● **PROBLEM REQUIREMENTS**: Copy each line in which the string "sufitowe" occurs.

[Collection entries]
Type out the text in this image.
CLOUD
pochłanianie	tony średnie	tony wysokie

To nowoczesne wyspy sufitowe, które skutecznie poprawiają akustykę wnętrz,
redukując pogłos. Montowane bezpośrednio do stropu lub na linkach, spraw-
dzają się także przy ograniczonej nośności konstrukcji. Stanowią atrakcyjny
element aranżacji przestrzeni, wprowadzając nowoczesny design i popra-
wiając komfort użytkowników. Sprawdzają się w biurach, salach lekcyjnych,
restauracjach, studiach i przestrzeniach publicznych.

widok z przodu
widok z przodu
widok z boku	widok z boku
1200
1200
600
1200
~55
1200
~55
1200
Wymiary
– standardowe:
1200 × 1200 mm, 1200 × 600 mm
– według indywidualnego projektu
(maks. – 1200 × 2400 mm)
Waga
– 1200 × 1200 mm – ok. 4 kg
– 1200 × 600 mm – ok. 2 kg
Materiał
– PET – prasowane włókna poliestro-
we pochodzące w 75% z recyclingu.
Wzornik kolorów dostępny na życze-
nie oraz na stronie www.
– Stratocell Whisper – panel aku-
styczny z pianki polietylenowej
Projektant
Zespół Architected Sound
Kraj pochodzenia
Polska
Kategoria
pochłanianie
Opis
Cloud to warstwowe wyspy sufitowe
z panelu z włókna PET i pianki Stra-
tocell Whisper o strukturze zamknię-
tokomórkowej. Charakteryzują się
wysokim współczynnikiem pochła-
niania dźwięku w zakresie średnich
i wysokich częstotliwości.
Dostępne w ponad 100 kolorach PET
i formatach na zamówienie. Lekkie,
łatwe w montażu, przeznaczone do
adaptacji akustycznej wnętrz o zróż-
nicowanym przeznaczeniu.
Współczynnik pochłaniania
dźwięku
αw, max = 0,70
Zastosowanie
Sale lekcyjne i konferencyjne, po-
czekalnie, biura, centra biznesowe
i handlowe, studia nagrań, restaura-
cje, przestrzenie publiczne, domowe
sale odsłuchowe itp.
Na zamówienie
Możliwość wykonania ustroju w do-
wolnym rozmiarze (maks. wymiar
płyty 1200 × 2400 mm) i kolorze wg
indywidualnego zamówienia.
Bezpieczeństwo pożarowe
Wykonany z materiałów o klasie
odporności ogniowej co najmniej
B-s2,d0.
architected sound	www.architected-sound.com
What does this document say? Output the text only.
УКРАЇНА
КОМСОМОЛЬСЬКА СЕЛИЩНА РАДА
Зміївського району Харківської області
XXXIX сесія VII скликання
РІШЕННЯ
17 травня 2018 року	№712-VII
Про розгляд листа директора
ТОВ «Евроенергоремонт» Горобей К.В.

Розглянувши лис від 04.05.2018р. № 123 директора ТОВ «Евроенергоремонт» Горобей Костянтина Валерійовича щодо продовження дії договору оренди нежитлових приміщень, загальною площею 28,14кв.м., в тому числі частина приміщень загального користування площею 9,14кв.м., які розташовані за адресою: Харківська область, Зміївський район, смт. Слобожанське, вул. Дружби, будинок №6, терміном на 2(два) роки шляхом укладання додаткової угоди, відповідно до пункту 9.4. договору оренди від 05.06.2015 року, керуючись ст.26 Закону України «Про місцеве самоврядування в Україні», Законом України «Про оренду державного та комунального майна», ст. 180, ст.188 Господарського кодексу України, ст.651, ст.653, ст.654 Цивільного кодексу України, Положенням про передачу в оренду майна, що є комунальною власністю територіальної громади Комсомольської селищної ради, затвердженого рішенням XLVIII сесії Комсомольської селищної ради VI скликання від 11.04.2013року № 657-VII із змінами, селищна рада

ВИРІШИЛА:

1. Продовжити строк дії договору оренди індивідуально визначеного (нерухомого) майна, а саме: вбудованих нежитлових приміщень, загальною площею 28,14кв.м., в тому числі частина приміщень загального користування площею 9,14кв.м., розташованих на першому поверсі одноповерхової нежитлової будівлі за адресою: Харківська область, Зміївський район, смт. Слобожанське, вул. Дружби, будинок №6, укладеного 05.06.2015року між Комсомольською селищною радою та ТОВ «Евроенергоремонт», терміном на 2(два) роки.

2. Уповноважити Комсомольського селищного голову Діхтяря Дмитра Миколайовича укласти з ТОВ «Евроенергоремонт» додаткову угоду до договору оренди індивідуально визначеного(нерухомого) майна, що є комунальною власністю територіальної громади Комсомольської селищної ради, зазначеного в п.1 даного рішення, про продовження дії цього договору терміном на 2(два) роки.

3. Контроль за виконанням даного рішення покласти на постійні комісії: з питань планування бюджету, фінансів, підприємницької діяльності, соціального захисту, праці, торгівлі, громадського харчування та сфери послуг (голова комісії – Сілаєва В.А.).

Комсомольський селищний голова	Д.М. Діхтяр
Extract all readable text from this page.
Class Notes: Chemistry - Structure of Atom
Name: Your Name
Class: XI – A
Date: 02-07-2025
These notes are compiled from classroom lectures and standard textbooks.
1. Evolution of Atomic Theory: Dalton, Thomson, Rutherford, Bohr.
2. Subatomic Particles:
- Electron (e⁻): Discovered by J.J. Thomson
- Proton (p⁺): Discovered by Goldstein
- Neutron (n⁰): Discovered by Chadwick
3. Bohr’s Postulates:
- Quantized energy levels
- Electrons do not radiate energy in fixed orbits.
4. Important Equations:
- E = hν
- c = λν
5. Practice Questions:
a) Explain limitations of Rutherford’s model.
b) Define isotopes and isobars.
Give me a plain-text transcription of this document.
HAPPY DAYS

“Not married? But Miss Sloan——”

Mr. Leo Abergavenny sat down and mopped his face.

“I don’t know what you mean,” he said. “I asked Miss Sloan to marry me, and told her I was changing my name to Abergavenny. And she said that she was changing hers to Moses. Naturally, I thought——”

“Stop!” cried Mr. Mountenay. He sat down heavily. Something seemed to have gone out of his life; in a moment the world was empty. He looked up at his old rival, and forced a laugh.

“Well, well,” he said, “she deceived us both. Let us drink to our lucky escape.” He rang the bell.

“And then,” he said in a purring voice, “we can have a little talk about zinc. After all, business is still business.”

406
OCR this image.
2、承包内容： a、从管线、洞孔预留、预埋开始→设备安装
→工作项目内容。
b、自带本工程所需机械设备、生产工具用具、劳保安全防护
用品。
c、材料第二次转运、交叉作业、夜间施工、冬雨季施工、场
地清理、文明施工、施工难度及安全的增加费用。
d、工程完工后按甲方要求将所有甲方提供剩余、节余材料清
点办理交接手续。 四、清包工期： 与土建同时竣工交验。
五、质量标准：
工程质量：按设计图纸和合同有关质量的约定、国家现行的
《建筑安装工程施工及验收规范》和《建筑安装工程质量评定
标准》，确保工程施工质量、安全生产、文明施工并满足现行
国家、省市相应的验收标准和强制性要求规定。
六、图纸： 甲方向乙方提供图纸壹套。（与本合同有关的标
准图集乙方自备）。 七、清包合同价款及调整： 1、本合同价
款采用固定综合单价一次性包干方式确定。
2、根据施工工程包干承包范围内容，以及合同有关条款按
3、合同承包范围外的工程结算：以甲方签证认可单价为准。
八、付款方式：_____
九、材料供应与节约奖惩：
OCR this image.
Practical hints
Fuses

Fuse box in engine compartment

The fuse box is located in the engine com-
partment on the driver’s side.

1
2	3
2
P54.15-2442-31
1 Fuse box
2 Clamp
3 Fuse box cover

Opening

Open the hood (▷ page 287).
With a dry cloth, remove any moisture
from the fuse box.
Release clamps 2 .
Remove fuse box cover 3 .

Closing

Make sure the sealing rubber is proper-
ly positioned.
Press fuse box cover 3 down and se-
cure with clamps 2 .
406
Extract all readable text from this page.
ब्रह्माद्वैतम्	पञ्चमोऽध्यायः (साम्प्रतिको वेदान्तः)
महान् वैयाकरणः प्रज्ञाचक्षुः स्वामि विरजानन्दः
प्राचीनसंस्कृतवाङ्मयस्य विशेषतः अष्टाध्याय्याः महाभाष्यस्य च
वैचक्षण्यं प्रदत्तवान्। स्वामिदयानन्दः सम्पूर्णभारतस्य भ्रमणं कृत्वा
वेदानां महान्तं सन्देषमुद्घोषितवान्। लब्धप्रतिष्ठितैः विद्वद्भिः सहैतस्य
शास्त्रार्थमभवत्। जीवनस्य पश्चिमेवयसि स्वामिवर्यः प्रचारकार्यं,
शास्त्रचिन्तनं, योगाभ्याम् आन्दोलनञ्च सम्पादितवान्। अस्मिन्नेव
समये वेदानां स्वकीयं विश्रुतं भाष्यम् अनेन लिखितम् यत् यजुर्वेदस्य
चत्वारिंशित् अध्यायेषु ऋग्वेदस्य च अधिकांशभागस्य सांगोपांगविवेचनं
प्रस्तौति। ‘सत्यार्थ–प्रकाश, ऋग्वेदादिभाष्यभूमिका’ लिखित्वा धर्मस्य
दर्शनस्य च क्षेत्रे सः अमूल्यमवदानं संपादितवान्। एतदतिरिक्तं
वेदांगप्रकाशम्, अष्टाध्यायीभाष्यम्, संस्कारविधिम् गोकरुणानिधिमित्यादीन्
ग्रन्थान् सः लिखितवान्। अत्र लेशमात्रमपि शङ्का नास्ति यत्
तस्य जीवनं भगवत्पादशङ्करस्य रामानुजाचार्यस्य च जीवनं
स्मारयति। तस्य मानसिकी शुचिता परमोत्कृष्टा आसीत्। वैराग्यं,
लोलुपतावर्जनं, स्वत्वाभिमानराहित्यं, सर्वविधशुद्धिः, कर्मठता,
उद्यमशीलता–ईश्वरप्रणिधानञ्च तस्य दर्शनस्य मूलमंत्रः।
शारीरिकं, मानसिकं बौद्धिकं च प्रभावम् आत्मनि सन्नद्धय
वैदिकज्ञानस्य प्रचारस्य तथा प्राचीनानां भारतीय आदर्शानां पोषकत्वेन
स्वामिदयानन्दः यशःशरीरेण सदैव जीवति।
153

● **THE ANSWER**:
To nowoczesne wyspy sufitowe, które skutecznie poprawiają akustykę wnętrz,
Cloud to warstwowe wyspy sufitowe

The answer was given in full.